§ **GIVEN TASK**: Give the listing again in full, exactly as written.

§ **EXERCISE INPUTS**:
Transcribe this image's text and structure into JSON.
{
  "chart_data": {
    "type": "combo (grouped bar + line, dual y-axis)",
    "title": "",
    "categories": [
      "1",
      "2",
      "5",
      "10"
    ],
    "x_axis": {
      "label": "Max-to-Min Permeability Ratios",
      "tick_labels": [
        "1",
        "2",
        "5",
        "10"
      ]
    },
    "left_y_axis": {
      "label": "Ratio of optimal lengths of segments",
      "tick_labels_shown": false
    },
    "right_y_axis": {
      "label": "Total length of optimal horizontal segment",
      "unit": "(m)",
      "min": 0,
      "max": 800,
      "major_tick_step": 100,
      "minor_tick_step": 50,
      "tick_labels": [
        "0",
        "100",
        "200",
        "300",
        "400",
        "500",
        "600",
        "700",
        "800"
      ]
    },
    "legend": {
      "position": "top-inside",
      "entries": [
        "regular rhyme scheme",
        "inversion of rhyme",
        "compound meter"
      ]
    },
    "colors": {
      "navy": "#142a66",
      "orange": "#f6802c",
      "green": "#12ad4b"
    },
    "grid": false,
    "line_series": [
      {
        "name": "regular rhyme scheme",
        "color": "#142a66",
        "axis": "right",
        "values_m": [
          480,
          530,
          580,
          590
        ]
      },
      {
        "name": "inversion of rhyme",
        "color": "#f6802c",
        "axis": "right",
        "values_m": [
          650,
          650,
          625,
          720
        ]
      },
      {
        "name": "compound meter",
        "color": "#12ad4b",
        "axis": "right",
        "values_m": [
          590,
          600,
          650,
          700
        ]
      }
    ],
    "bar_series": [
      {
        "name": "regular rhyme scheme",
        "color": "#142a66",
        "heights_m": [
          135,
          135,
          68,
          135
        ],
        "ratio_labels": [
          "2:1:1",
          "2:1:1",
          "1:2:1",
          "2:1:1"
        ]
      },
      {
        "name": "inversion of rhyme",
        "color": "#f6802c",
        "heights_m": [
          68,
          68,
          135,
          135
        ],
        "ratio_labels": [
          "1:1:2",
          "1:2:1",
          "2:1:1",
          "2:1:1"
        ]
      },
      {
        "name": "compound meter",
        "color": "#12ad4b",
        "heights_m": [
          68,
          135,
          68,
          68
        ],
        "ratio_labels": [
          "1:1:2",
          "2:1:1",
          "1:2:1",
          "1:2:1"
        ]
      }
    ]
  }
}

§ **SOLUTION TO THIS EXERCISE**:
Transcribe this image's text and structure into JSON.
{
  "chart_data": {
    "type": "combo (grouped bar + line, dual y-axis)",
    "title": "",
    "categories": [
      "1",
      "2",
      "5",
      "10"
    ],
    "x_axis": {
      "label": "Max-to-Min Permeability Ratios",
      "tick_labels": [
        "1",
        "2",
        "5",
        "10"
      ]
    },
    "left_y_axis": {
      "label": "Ratio of optimal lengths of segments",
      "tick_labels_shown": false
    },
    "right_y_axis": {
      "label": "Total length of optimal horizontal segment",
      "unit": "(m)",
      "min": 0,
      "max": 800,
      "major_tick_step": 100,
      "minor_tick_step": 50,
      "tick_labels": [
        "0",
        "100",
        "200",
        "300",
        "400",
        "500",
        "600",
        "700",
        "800"
      ]
    },
    "legend": {
      "position": "top-inside",
      "entries": [
        "regular rhyme scheme",
        "inversion of rhyme",
        "compound meter"
      ]
    },
    "colors": {
      "navy": "#142a66",
      "orange": "#f6802c",
      "green": "#12ad4b"
    },
    "grid": false,
    "line_series": [
      {
        "name": "regular rhyme scheme",
        "color": "#142a66",
        "axis": "right",
        "values_m": [
          480,
          530,
          580,
          590
        ]
      },
      {
        "name": "inversion of rhyme",
        "color": "#f6802c",
        "axis": "right",
        "values_m": [
          650,
          650,
          625,
          720
        ]
      },
      {
        "name": "compound meter",
        "color": "#12ad4b",
        "axis": "right",
        "values_m": [
          590,
          600,
          650,
          700
        ]
      }
    ],
    "bar_series": [
      {
        "name": "regular rhyme scheme",
        "color": "#142a66",
        "heights_m": [
          135,
          135,
          68,
          135
        ],
        "ratio_labels": [
          "2:1:1",
          "2:1:1",
          "1:2:1",
          "2:1:1"
        ]
      },
      {
        "name": "inversion of rhyme",
        "color": "#f6802c",
        "heights_m": [
          68,
          68,
          135,
          135
        ],
        "ratio_labels": [
          "1:1:2",
          "1:2:1",
          "2:1:1",
          "2:1:1"
        ]
      },
      {
        "name": "compound meter",
        "color": "#12ad4b",
        "heights_m": [
          68,
          135,
          68,
          68
        ],
        "ratio_labels": [
          "1:1:2",
          "2:1:1",
          "1:2:1",
          "1:2:1"
        ]
      }
    ]
  }
}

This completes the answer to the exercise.